[Stored data]
----------
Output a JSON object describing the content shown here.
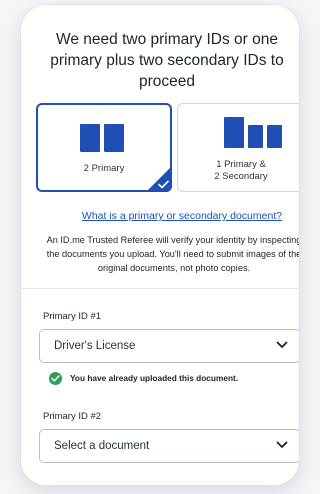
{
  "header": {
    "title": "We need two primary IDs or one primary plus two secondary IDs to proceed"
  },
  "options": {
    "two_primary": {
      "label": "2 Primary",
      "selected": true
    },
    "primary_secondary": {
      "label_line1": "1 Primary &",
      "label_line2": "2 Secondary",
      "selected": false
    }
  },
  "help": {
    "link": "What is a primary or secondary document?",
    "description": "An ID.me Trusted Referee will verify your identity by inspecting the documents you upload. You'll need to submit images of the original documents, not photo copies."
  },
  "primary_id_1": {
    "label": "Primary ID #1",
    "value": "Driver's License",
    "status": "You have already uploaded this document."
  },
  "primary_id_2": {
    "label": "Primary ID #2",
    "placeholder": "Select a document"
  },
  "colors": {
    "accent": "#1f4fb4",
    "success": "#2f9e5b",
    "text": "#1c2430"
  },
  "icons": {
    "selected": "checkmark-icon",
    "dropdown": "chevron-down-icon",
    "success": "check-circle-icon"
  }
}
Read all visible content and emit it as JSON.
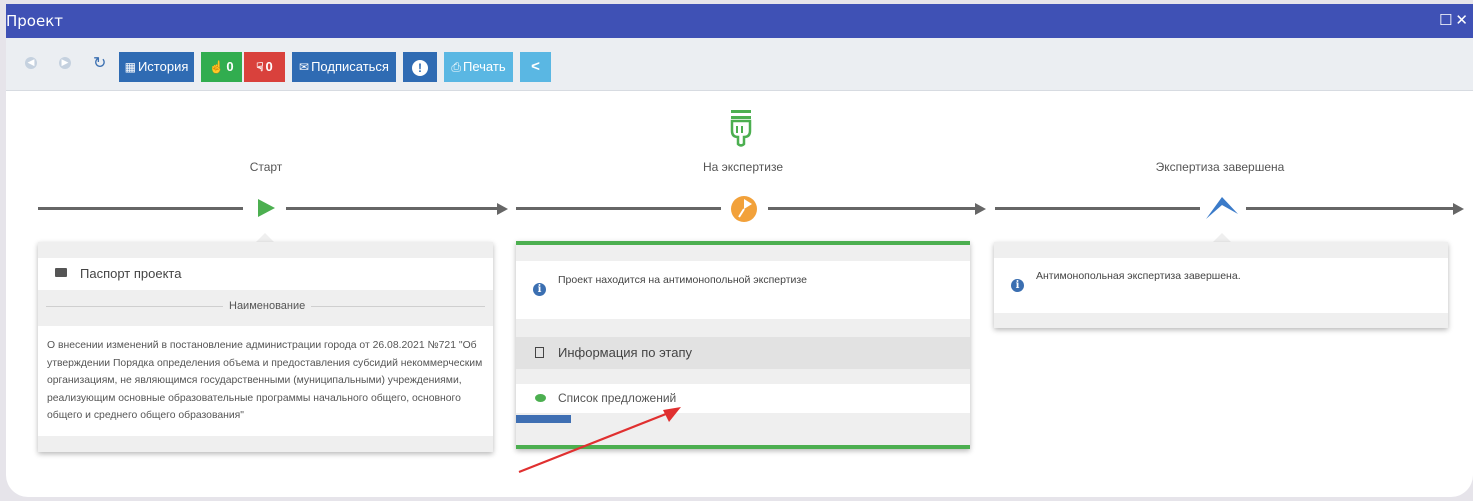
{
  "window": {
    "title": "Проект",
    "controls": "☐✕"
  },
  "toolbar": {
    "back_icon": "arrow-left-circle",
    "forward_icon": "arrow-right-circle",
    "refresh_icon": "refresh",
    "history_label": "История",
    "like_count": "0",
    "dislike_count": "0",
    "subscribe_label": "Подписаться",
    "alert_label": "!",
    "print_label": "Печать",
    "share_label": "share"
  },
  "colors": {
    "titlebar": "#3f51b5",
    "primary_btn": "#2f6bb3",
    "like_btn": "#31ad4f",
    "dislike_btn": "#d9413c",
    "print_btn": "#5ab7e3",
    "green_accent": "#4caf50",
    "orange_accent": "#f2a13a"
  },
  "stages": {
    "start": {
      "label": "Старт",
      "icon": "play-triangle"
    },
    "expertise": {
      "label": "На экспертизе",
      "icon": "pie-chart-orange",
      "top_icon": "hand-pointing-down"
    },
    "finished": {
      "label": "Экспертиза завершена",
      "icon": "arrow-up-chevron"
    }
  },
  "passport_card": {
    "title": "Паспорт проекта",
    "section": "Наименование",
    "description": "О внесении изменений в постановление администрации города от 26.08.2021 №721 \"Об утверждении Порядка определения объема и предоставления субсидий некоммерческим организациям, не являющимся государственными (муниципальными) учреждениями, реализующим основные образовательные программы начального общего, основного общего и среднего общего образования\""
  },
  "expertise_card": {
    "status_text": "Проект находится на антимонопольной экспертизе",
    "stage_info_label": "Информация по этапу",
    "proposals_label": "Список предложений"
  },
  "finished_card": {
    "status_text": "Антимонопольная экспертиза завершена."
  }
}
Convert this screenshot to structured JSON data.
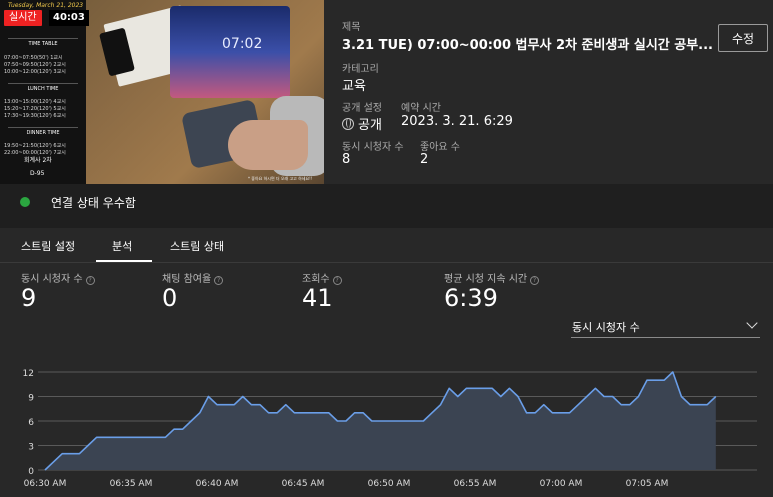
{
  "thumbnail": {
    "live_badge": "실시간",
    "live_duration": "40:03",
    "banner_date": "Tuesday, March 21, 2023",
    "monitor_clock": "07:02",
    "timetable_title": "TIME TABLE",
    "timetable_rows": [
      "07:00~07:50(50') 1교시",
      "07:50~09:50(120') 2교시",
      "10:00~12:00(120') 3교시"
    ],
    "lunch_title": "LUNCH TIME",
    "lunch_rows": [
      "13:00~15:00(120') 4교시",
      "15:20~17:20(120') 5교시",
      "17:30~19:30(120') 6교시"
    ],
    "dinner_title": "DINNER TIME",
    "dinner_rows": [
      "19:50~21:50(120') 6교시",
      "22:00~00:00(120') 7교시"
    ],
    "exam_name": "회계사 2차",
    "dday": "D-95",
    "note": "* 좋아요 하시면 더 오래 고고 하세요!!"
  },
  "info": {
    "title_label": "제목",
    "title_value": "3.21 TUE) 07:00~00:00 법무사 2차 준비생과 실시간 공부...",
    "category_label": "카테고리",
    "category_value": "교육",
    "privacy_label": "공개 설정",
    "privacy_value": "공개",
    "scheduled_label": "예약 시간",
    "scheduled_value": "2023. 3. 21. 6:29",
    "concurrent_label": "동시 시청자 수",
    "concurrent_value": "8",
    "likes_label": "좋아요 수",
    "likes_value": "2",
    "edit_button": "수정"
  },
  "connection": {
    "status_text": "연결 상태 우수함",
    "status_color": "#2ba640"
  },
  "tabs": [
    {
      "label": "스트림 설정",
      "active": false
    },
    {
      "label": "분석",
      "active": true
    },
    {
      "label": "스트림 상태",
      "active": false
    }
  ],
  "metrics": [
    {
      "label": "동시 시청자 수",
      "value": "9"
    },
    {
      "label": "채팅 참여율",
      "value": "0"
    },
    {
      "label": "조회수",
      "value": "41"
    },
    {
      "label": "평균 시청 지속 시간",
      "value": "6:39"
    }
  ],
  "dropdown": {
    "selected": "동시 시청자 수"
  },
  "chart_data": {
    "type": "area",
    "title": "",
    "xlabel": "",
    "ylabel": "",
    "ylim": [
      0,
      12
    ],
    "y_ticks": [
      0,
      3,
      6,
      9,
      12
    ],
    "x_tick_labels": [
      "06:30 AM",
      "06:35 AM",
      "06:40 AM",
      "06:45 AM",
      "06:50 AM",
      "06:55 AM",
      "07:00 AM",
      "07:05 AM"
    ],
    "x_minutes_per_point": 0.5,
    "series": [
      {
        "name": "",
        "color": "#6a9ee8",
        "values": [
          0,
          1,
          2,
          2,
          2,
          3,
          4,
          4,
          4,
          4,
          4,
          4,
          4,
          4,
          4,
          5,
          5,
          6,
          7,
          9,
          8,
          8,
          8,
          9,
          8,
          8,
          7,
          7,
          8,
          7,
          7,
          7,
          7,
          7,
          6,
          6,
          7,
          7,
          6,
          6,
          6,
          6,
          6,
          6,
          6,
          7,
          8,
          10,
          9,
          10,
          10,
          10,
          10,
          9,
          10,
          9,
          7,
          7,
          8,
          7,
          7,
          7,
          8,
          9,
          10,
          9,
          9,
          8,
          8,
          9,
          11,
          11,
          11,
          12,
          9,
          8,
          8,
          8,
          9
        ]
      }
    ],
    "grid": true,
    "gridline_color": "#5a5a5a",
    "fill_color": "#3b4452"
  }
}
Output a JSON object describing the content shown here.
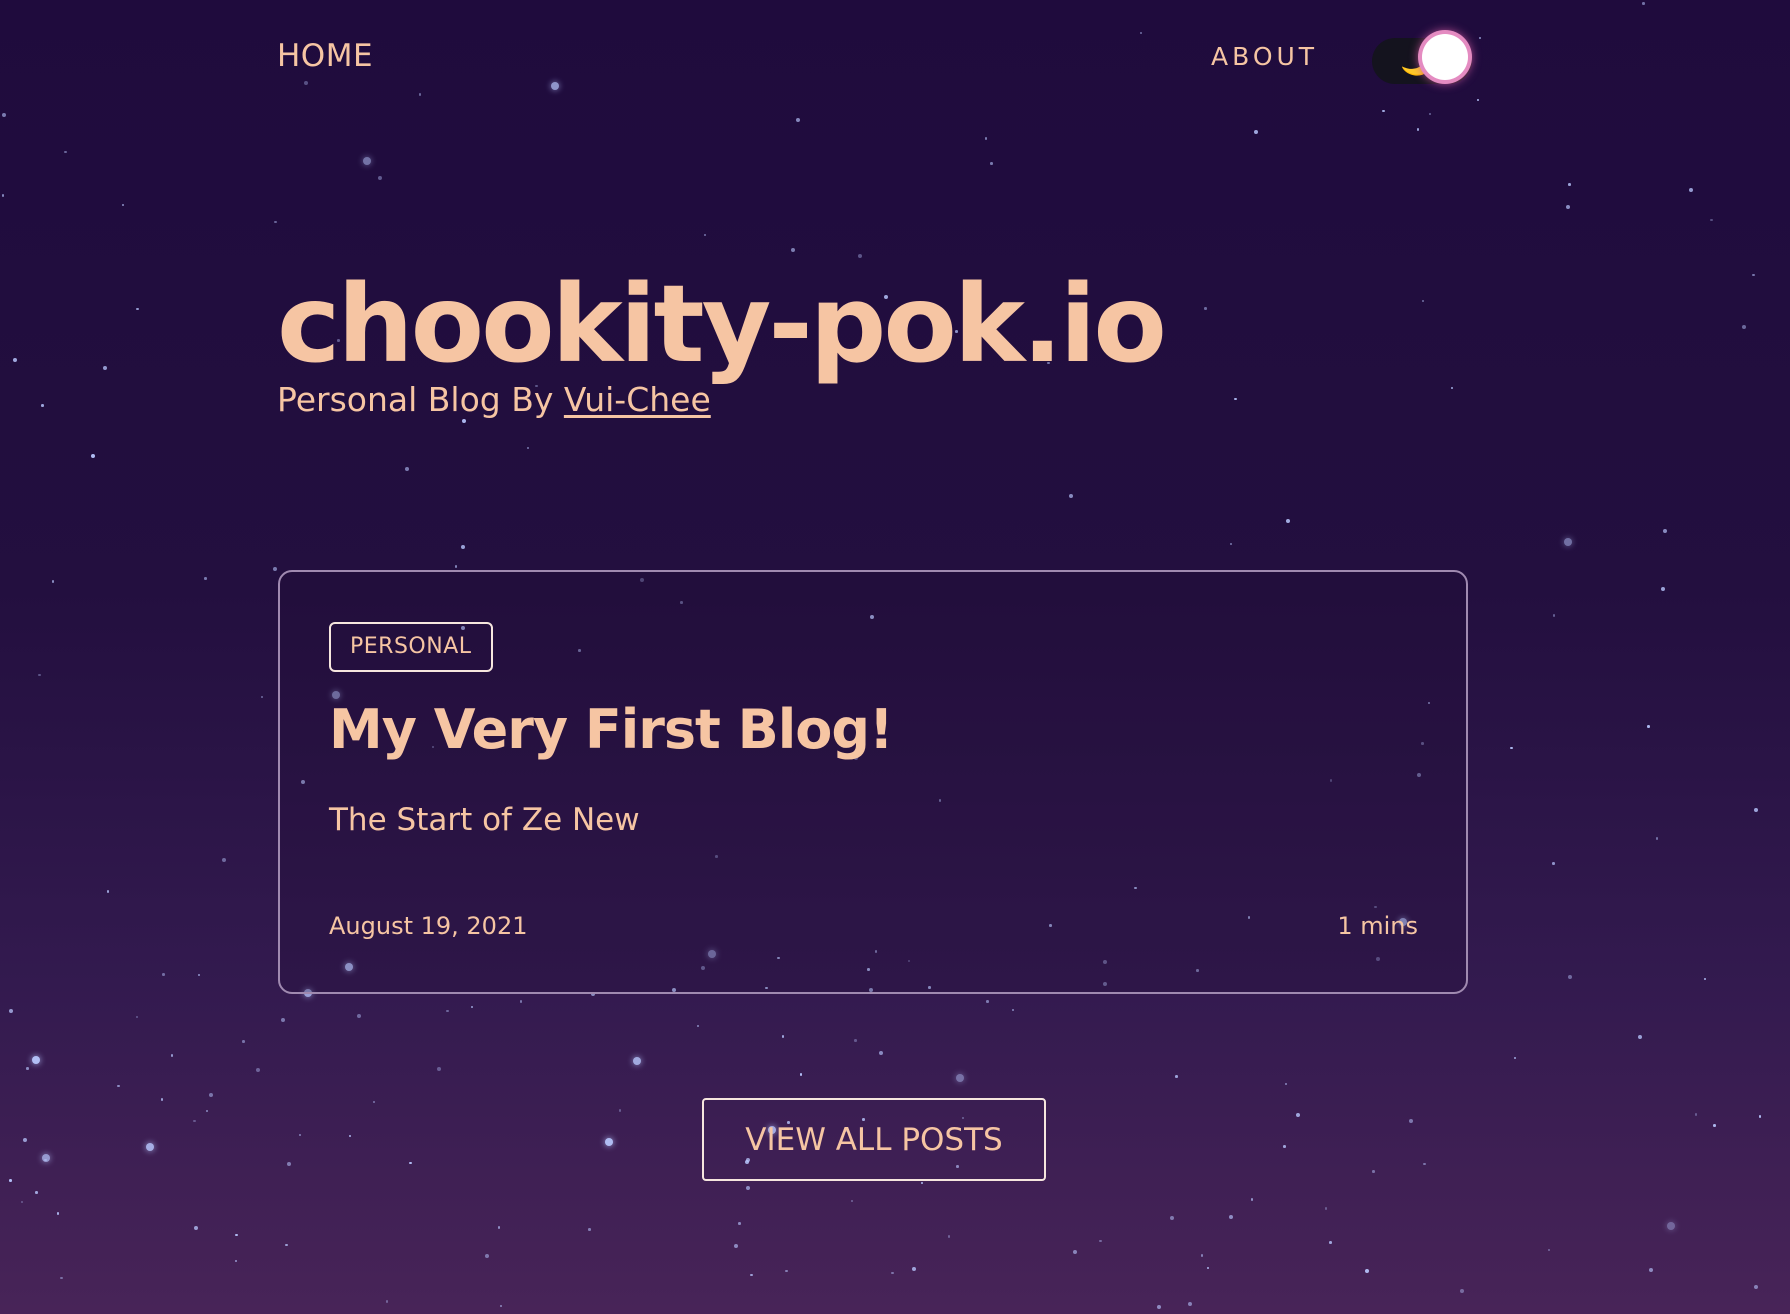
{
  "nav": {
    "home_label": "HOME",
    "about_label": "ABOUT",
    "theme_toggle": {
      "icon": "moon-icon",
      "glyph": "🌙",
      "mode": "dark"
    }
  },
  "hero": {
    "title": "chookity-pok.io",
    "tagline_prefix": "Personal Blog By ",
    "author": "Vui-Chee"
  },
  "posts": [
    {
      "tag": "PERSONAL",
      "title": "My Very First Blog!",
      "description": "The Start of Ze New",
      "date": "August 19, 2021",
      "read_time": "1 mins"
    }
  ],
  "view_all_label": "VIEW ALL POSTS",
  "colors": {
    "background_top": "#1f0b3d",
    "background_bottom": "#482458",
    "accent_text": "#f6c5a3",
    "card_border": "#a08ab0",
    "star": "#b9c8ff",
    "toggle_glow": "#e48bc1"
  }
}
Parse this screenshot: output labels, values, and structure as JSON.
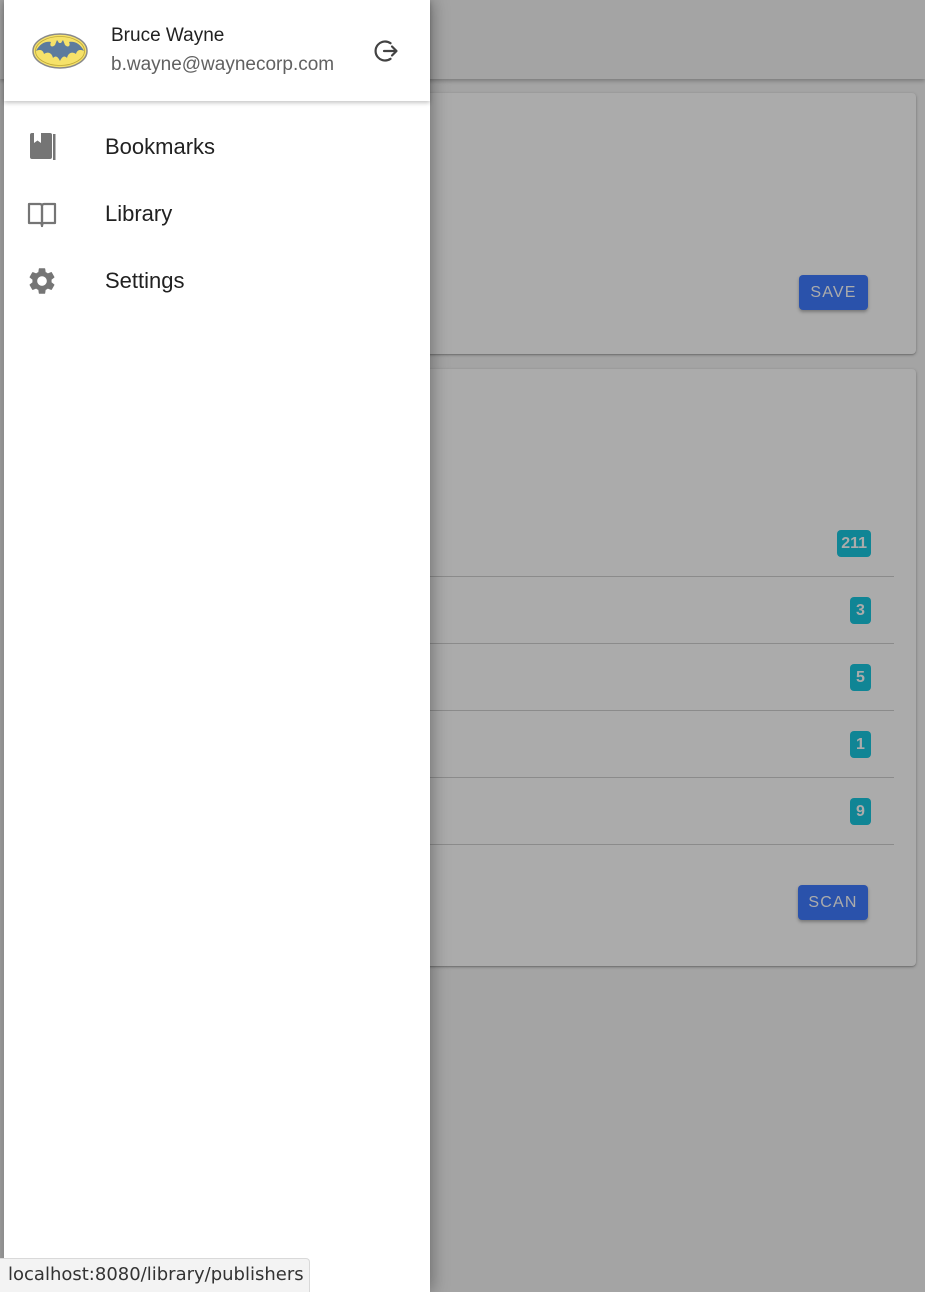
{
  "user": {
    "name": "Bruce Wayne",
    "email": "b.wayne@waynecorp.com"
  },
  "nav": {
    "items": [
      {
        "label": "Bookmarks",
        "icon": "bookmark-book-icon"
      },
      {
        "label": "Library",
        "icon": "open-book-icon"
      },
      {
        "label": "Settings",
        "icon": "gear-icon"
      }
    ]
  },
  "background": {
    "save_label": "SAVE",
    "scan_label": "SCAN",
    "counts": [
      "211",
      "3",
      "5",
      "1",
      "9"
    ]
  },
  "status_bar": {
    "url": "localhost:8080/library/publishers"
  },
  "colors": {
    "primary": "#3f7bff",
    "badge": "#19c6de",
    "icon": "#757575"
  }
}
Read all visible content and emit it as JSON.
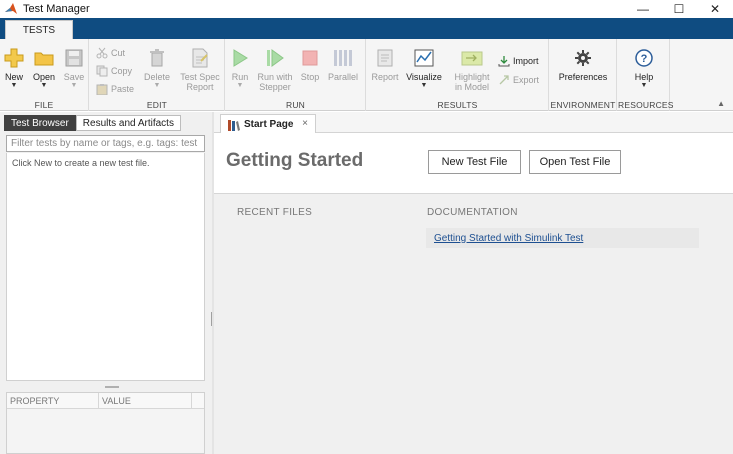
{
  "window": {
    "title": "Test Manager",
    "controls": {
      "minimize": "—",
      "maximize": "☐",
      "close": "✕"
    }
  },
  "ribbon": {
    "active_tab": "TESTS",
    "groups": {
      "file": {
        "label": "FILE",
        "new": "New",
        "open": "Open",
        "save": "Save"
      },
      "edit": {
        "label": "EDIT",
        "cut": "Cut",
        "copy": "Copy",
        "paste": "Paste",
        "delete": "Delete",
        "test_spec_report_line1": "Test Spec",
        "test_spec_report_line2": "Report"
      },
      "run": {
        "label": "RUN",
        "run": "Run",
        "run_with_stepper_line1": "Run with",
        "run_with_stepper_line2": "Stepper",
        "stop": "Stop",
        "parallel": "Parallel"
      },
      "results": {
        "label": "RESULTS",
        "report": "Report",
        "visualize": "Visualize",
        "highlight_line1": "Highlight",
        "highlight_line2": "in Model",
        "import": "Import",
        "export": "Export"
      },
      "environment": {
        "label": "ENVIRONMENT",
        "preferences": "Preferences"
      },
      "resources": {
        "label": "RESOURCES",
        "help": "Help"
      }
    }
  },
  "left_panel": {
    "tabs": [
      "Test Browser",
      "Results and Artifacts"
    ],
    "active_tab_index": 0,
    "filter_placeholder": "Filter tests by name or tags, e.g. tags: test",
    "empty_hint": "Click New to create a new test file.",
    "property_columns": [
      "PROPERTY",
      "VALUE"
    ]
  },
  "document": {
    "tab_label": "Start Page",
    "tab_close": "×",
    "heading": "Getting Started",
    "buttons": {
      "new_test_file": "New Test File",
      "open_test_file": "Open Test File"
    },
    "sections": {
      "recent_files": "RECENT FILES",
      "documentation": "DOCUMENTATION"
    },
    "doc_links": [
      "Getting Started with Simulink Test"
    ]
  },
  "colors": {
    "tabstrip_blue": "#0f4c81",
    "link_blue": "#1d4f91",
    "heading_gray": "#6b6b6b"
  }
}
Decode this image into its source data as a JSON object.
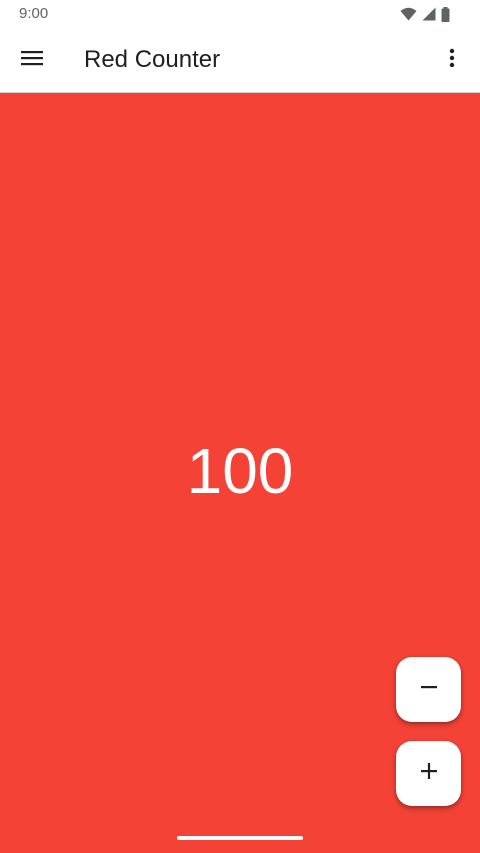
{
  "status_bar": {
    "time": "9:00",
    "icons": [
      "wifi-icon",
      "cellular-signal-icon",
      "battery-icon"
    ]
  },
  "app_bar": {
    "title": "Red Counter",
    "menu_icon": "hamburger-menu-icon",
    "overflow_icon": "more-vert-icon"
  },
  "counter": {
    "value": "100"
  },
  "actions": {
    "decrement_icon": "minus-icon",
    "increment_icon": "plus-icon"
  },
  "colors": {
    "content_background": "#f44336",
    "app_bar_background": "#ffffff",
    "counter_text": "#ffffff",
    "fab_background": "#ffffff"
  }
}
----------
- _TASK GOAL_
Starting at the line that holds "Decode this image", repeat every line through the end of the listing exactly as written, skipping any picture.

- _RESPONSE TO THE TASK_
Decode this image into its source data as a JSON object.
{
  "status_bar": {
    "time": "9:00",
    "icons": [
      "wifi-icon",
      "cellular-signal-icon",
      "battery-icon"
    ]
  },
  "app_bar": {
    "title": "Red Counter",
    "menu_icon": "hamburger-menu-icon",
    "overflow_icon": "more-vert-icon"
  },
  "counter": {
    "value": "100"
  },
  "actions": {
    "decrement_icon": "minus-icon",
    "increment_icon": "plus-icon"
  },
  "colors": {
    "content_background": "#f44336",
    "app_bar_background": "#ffffff",
    "counter_text": "#ffffff",
    "fab_background": "#ffffff"
  }
}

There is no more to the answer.